* _Do this_: Write out every single entry exactly.

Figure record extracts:
────

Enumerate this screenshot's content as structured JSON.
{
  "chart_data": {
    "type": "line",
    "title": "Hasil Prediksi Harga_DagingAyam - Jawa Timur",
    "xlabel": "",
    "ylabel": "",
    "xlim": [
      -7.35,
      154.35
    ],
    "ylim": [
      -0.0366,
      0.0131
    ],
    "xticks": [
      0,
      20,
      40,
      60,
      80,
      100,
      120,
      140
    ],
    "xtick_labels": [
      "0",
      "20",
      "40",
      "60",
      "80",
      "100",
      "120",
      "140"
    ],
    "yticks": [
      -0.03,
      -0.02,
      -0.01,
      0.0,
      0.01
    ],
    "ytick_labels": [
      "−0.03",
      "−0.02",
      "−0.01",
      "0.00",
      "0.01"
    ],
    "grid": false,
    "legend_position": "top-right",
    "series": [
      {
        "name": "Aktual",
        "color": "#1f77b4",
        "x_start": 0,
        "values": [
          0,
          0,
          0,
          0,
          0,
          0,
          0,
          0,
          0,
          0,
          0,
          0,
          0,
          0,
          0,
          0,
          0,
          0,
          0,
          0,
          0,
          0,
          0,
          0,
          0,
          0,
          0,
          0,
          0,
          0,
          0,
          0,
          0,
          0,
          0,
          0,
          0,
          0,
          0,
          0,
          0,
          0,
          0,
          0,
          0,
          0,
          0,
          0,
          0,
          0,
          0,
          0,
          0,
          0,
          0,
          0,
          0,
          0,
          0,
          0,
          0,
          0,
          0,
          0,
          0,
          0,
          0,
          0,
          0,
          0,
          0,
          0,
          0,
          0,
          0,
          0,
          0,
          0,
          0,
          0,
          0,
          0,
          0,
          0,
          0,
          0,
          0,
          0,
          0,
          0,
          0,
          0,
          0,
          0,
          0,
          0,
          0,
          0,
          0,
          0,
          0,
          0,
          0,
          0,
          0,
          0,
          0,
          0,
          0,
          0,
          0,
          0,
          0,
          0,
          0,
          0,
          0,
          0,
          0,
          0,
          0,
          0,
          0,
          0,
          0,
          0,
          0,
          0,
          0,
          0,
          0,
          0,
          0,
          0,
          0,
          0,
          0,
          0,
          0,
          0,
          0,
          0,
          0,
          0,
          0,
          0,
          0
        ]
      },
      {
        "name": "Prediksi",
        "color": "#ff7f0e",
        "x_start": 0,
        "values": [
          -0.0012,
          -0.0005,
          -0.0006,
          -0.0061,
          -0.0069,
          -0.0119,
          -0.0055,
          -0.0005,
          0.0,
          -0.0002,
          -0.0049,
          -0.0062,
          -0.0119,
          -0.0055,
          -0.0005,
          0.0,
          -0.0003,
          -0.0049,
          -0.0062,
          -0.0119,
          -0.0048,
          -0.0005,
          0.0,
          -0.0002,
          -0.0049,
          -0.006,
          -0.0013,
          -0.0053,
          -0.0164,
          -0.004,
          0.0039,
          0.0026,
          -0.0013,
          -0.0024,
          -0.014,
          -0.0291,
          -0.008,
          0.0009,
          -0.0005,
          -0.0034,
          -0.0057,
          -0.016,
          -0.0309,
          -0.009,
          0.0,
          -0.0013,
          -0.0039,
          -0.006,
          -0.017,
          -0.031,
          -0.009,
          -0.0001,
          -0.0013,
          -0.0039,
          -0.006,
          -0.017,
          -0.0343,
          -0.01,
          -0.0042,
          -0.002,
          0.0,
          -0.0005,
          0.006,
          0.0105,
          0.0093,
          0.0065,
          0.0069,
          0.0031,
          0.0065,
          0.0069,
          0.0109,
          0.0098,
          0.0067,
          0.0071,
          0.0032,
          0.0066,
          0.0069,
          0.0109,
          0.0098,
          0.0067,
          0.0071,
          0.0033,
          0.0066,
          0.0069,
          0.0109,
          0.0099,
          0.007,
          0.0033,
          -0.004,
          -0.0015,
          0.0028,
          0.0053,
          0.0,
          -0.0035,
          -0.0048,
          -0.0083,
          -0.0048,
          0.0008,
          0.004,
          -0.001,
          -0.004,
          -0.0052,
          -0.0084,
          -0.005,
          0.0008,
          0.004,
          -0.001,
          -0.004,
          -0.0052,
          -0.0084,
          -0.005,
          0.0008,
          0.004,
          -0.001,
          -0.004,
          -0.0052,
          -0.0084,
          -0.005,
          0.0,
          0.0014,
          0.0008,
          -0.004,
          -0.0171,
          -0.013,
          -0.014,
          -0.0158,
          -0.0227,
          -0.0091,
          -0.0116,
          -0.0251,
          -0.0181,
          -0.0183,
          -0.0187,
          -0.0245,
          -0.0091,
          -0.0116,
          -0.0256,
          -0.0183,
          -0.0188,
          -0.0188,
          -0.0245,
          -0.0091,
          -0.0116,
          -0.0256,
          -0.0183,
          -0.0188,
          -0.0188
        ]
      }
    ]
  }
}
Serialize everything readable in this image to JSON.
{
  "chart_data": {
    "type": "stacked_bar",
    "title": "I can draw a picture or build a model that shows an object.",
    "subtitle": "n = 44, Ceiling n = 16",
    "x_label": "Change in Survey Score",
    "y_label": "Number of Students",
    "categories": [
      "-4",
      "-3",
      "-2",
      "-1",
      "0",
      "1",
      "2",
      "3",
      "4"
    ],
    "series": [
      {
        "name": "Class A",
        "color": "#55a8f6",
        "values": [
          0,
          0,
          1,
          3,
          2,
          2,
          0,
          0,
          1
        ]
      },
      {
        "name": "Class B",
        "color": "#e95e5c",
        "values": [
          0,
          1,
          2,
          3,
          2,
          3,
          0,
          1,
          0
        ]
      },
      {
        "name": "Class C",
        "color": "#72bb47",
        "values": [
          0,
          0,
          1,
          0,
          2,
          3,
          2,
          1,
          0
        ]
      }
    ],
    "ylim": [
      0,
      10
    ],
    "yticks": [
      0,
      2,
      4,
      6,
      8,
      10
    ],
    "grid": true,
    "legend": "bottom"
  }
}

────

* _Solved problem_:
Enumerate this screenshot's content as structured JSON.
{
  "chart_data": {
    "type": "line",
    "title": "Hasil Prediksi Harga_DagingAyam - Jawa Timur",
    "xlabel": "",
    "ylabel": "",
    "xlim": [
      -7.35,
      154.35
    ],
    "ylim": [
      -0.0366,
      0.0131
    ],
    "xticks": [
      0,
      20,
      40,
      60,
      80,
      100,
      120,
      140
    ],
    "xtick_labels": [
      "0",
      "20",
      "40",
      "60",
      "80",
      "100",
      "120",
      "140"
    ],
    "yticks": [
      -0.03,
      -0.02,
      -0.01,
      0.0,
      0.01
    ],
    "ytick_labels": [
      "−0.03",
      "−0.02",
      "−0.01",
      "0.00",
      "0.01"
    ],
    "grid": false,
    "legend_position": "top-right",
    "series": [
      {
        "name": "Aktual",
        "color": "#1f77b4",
        "x_start": 0,
        "values": [
          0,
          0,
          0,
          0,
          0,
          0,
          0,
          0,
          0,
          0,
          0,
          0,
          0,
          0,
          0,
          0,
          0,
          0,
          0,
          0,
          0,
          0,
          0,
          0,
          0,
          0,
          0,
          0,
          0,
          0,
          0,
          0,
          0,
          0,
          0,
          0,
          0,
          0,
          0,
          0,
          0,
          0,
          0,
          0,
          0,
          0,
          0,
          0,
          0,
          0,
          0,
          0,
          0,
          0,
          0,
          0,
          0,
          0,
          0,
          0,
          0,
          0,
          0,
          0,
          0,
          0,
          0,
          0,
          0,
          0,
          0,
          0,
          0,
          0,
          0,
          0,
          0,
          0,
          0,
          0,
          0,
          0,
          0,
          0,
          0,
          0,
          0,
          0,
          0,
          0,
          0,
          0,
          0,
          0,
          0,
          0,
          0,
          0,
          0,
          0,
          0,
          0,
          0,
          0,
          0,
          0,
          0,
          0,
          0,
          0,
          0,
          0,
          0,
          0,
          0,
          0,
          0,
          0,
          0,
          0,
          0,
          0,
          0,
          0,
          0,
          0,
          0,
          0,
          0,
          0,
          0,
          0,
          0,
          0,
          0,
          0,
          0,
          0,
          0,
          0,
          0,
          0,
          0,
          0,
          0,
          0,
          0
        ]
      },
      {
        "name": "Prediksi",
        "color": "#ff7f0e",
        "x_start": 0,
        "values": [
          -0.0012,
          -0.0005,
          -0.0006,
          -0.0061,
          -0.0069,
          -0.0119,
          -0.0055,
          -0.0005,
          0.0,
          -0.0002,
          -0.0049,
          -0.0062,
          -0.0119,
          -0.0055,
          -0.0005,
          0.0,
          -0.0003,
          -0.0049,
          -0.0062,
          -0.0119,
          -0.0048,
          -0.0005,
          0.0,
          -0.0002,
          -0.0049,
          -0.006,
          -0.0013,
          -0.0053,
          -0.0164,
          -0.004,
          0.0039,
          0.0026,
          -0.0013,
          -0.0024,
          -0.014,
          -0.0291,
          -0.008,
          0.0009,
          -0.0005,
          -0.0034,
          -0.0057,
          -0.016,
          -0.0309,
          -0.009,
          0.0,
          -0.0013,
          -0.0039,
          -0.006,
          -0.017,
          -0.031,
          -0.009,
          -0.0001,
          -0.0013,
          -0.0039,
          -0.006,
          -0.017,
          -0.0343,
          -0.01,
          -0.0042,
          -0.002,
          0.0,
          -0.0005,
          0.006,
          0.0105,
          0.0093,
          0.0065,
          0.0069,
          0.0031,
          0.0065,
          0.0069,
          0.0109,
          0.0098,
          0.0067,
          0.0071,
          0.0032,
          0.0066,
          0.0069,
          0.0109,
          0.0098,
          0.0067,
          0.0071,
          0.0033,
          0.0066,
          0.0069,
          0.0109,
          0.0099,
          0.007,
          0.0033,
          -0.004,
          -0.0015,
          0.0028,
          0.0053,
          0.0,
          -0.0035,
          -0.0048,
          -0.0083,
          -0.0048,
          0.0008,
          0.004,
          -0.001,
          -0.004,
          -0.0052,
          -0.0084,
          -0.005,
          0.0008,
          0.004,
          -0.001,
          -0.004,
          -0.0052,
          -0.0084,
          -0.005,
          0.0008,
          0.004,
          -0.001,
          -0.004,
          -0.0052,
          -0.0084,
          -0.005,
          0.0,
          0.0014,
          0.0008,
          -0.004,
          -0.0171,
          -0.013,
          -0.014,
          -0.0158,
          -0.0227,
          -0.0091,
          -0.0116,
          -0.0251,
          -0.0181,
          -0.0183,
          -0.0187,
          -0.0245,
          -0.0091,
          -0.0116,
          -0.0256,
          -0.0183,
          -0.0188,
          -0.0188,
          -0.0245,
          -0.0091,
          -0.0116,
          -0.0256,
          -0.0183,
          -0.0188,
          -0.0188
        ]
      }
    ]
  }
}
Serialize everything readable in this image to JSON.
{
  "chart_data": {
    "type": "stacked_bar",
    "title": "I can draw a picture or build a model that shows an object.",
    "subtitle": "n = 44, Ceiling n = 16",
    "x_label": "Change in Survey Score",
    "y_label": "Number of Students",
    "categories": [
      "-4",
      "-3",
      "-2",
      "-1",
      "0",
      "1",
      "2",
      "3",
      "4"
    ],
    "series": [
      {
        "name": "Class A",
        "color": "#55a8f6",
        "values": [
          0,
          0,
          1,
          3,
          2,
          2,
          0,
          0,
          1
        ]
      },
      {
        "name": "Class B",
        "color": "#e95e5c",
        "values": [
          0,
          1,
          2,
          3,
          2,
          3,
          0,
          1,
          0
        ]
      },
      {
        "name": "Class C",
        "color": "#72bb47",
        "values": [
          0,
          0,
          1,
          0,
          2,
          3,
          2,
          1,
          0
        ]
      }
    ],
    "ylim": [
      0,
      10
    ],
    "yticks": [
      0,
      2,
      4,
      6,
      8,
      10
    ],
    "grid": true,
    "legend": "bottom"
  }
}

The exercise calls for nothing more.